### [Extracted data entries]
◆ ◆ ◆ ◆
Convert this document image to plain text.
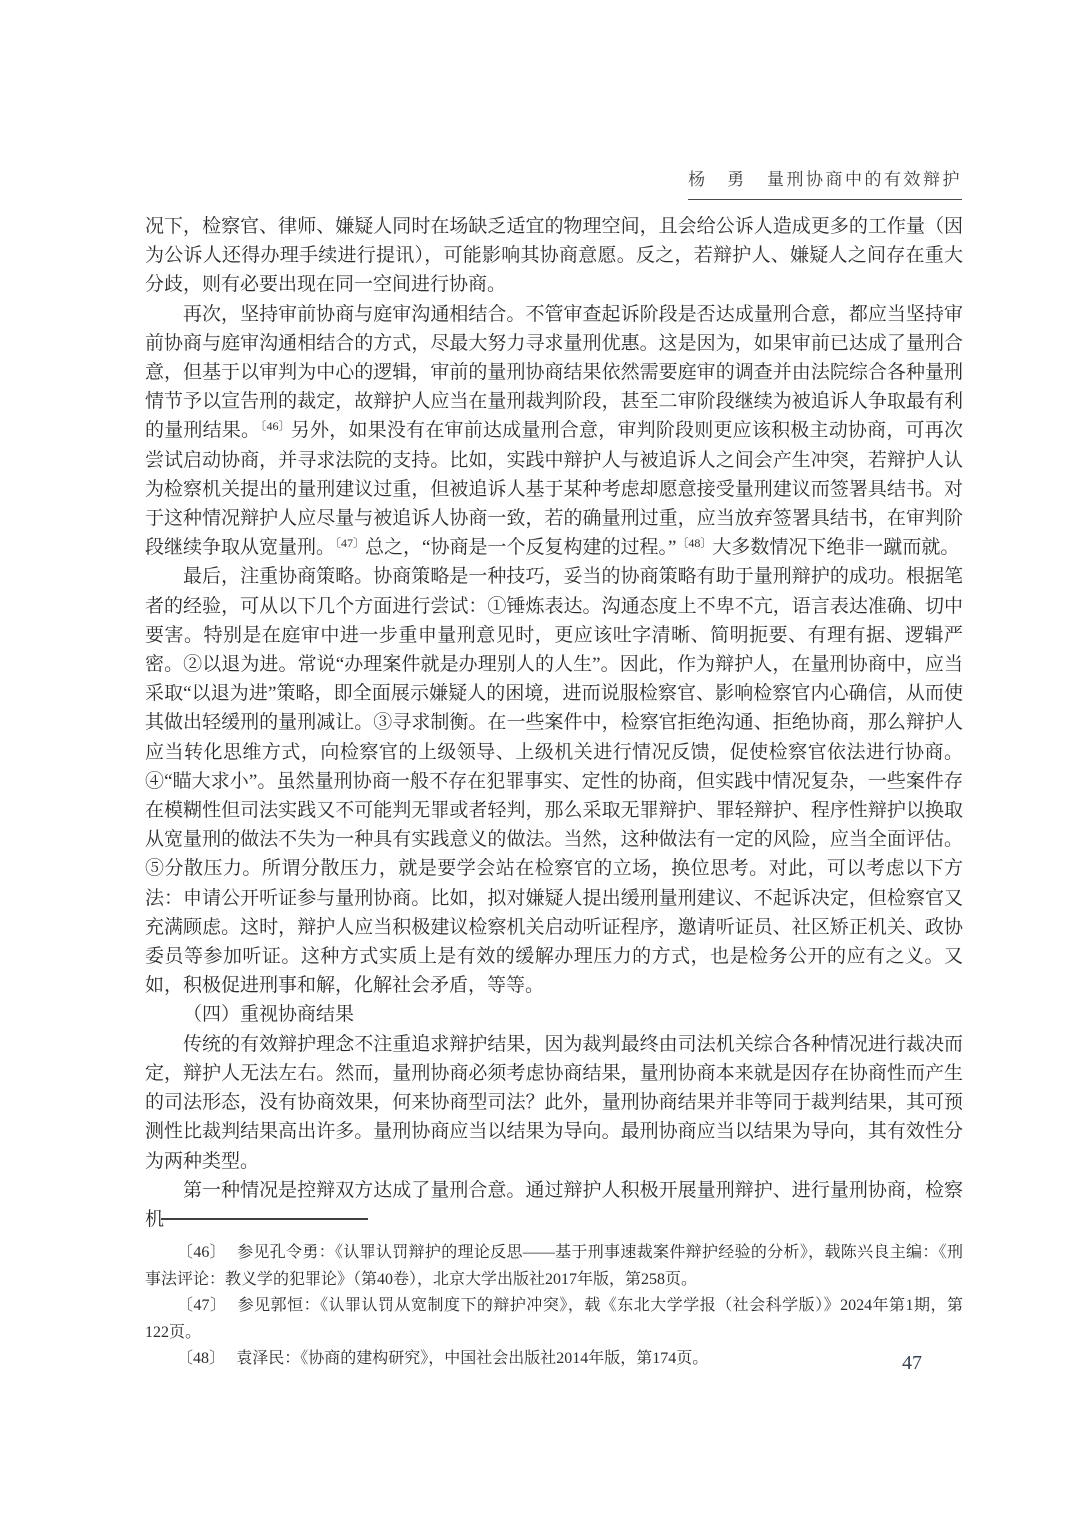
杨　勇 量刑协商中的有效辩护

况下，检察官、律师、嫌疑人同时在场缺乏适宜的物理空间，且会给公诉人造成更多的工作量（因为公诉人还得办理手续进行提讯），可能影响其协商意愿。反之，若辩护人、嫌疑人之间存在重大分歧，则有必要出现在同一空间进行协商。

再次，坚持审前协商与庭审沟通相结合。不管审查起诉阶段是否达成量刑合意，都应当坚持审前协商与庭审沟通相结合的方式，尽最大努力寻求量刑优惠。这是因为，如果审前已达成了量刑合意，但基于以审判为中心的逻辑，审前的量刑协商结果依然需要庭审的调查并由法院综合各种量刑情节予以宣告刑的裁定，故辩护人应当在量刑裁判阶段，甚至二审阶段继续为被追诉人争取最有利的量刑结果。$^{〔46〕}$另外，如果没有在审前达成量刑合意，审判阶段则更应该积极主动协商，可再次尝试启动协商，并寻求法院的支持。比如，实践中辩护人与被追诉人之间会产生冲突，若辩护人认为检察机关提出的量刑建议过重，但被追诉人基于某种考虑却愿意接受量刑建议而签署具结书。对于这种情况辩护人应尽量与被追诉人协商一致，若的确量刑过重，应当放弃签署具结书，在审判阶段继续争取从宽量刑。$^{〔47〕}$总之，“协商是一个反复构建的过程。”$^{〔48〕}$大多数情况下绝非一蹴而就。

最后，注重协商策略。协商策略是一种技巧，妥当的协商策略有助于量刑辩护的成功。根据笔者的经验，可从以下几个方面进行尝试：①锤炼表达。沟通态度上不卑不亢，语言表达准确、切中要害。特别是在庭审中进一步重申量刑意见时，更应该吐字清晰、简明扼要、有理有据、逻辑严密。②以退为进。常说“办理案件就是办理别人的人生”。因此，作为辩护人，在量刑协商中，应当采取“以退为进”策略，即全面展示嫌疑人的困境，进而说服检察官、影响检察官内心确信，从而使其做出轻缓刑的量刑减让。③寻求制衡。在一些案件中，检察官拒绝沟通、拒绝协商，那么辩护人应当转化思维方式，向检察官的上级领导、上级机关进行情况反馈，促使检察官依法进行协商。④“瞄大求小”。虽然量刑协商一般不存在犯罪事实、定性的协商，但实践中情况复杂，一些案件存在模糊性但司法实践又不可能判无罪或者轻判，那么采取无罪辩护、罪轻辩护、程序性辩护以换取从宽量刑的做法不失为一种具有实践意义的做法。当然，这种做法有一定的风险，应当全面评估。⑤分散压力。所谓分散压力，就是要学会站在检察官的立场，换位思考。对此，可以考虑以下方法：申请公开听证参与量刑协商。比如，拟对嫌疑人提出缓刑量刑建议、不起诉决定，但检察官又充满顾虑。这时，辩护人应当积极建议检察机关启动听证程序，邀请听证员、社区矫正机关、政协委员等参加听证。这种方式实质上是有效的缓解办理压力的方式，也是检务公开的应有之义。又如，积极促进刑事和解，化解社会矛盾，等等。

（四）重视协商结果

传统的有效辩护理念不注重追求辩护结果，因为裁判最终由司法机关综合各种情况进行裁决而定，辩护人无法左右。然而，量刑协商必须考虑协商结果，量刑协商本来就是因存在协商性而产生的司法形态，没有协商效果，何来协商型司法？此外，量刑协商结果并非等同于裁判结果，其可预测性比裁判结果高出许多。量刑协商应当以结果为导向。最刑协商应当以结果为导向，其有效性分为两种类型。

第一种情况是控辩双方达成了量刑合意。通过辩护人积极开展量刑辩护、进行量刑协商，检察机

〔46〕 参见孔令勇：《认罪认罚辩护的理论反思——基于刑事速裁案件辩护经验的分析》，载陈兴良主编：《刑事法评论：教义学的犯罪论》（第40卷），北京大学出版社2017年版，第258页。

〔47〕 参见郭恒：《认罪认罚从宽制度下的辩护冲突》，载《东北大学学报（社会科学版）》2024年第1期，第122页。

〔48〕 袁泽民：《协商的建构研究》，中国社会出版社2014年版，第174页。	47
◆ ◆ ◆ ◆
### [Given request]
Generate a word-for-word copy of the preceding records, excluding all pictures.

### [Answer for this exercise]
Convert this document image to plain text.
杨　勇 量刑协商中的有效辩护

况下，检察官、律师、嫌疑人同时在场缺乏适宜的物理空间，且会给公诉人造成更多的工作量（因为公诉人还得办理手续进行提讯），可能影响其协商意愿。反之，若辩护人、嫌疑人之间存在重大分歧，则有必要出现在同一空间进行协商。

再次，坚持审前协商与庭审沟通相结合。不管审查起诉阶段是否达成量刑合意，都应当坚持审前协商与庭审沟通相结合的方式，尽最大努力寻求量刑优惠。这是因为，如果审前已达成了量刑合意，但基于以审判为中心的逻辑，审前的量刑协商结果依然需要庭审的调查并由法院综合各种量刑情节予以宣告刑的裁定，故辩护人应当在量刑裁判阶段，甚至二审阶段继续为被追诉人争取最有利的量刑结果。$^{〔46〕}$另外，如果没有在审前达成量刑合意，审判阶段则更应该积极主动协商，可再次尝试启动协商，并寻求法院的支持。比如，实践中辩护人与被追诉人之间会产生冲突，若辩护人认为检察机关提出的量刑建议过重，但被追诉人基于某种考虑却愿意接受量刑建议而签署具结书。对于这种情况辩护人应尽量与被追诉人协商一致，若的确量刑过重，应当放弃签署具结书，在审判阶段继续争取从宽量刑。$^{〔47〕}$总之，“协商是一个反复构建的过程。”$^{〔48〕}$大多数情况下绝非一蹴而就。

最后，注重协商策略。协商策略是一种技巧，妥当的协商策略有助于量刑辩护的成功。根据笔者的经验，可从以下几个方面进行尝试：①锤炼表达。沟通态度上不卑不亢，语言表达准确、切中要害。特别是在庭审中进一步重申量刑意见时，更应该吐字清晰、简明扼要、有理有据、逻辑严密。②以退为进。常说“办理案件就是办理别人的人生”。因此，作为辩护人，在量刑协商中，应当采取“以退为进”策略，即全面展示嫌疑人的困境，进而说服检察官、影响检察官内心确信，从而使其做出轻缓刑的量刑减让。③寻求制衡。在一些案件中，检察官拒绝沟通、拒绝协商，那么辩护人应当转化思维方式，向检察官的上级领导、上级机关进行情况反馈，促使检察官依法进行协商。④“瞄大求小”。虽然量刑协商一般不存在犯罪事实、定性的协商，但实践中情况复杂，一些案件存在模糊性但司法实践又不可能判无罪或者轻判，那么采取无罪辩护、罪轻辩护、程序性辩护以换取从宽量刑的做法不失为一种具有实践意义的做法。当然，这种做法有一定的风险，应当全面评估。⑤分散压力。所谓分散压力，就是要学会站在检察官的立场，换位思考。对此，可以考虑以下方法：申请公开听证参与量刑协商。比如，拟对嫌疑人提出缓刑量刑建议、不起诉决定，但检察官又充满顾虑。这时，辩护人应当积极建议检察机关启动听证程序，邀请听证员、社区矫正机关、政协委员等参加听证。这种方式实质上是有效的缓解办理压力的方式，也是检务公开的应有之义。又如，积极促进刑事和解，化解社会矛盾，等等。

（四）重视协商结果

传统的有效辩护理念不注重追求辩护结果，因为裁判最终由司法机关综合各种情况进行裁决而定，辩护人无法左右。然而，量刑协商必须考虑协商结果，量刑协商本来就是因存在协商性而产生的司法形态，没有协商效果，何来协商型司法？此外，量刑协商结果并非等同于裁判结果，其可预测性比裁判结果高出许多。量刑协商应当以结果为导向。最刑协商应当以结果为导向，其有效性分为两种类型。

第一种情况是控辩双方达成了量刑合意。通过辩护人积极开展量刑辩护、进行量刑协商，检察机

〔46〕 参见孔令勇：《认罪认罚辩护的理论反思——基于刑事速裁案件辩护经验的分析》，载陈兴良主编：《刑事法评论：教义学的犯罪论》（第40卷），北京大学出版社2017年版，第258页。

〔47〕 参见郭恒：《认罪认罚从宽制度下的辩护冲突》，载《东北大学学报（社会科学版）》2024年第1期，第122页。

〔48〕 袁泽民：《协商的建构研究》，中国社会出版社2014年版，第174页。	47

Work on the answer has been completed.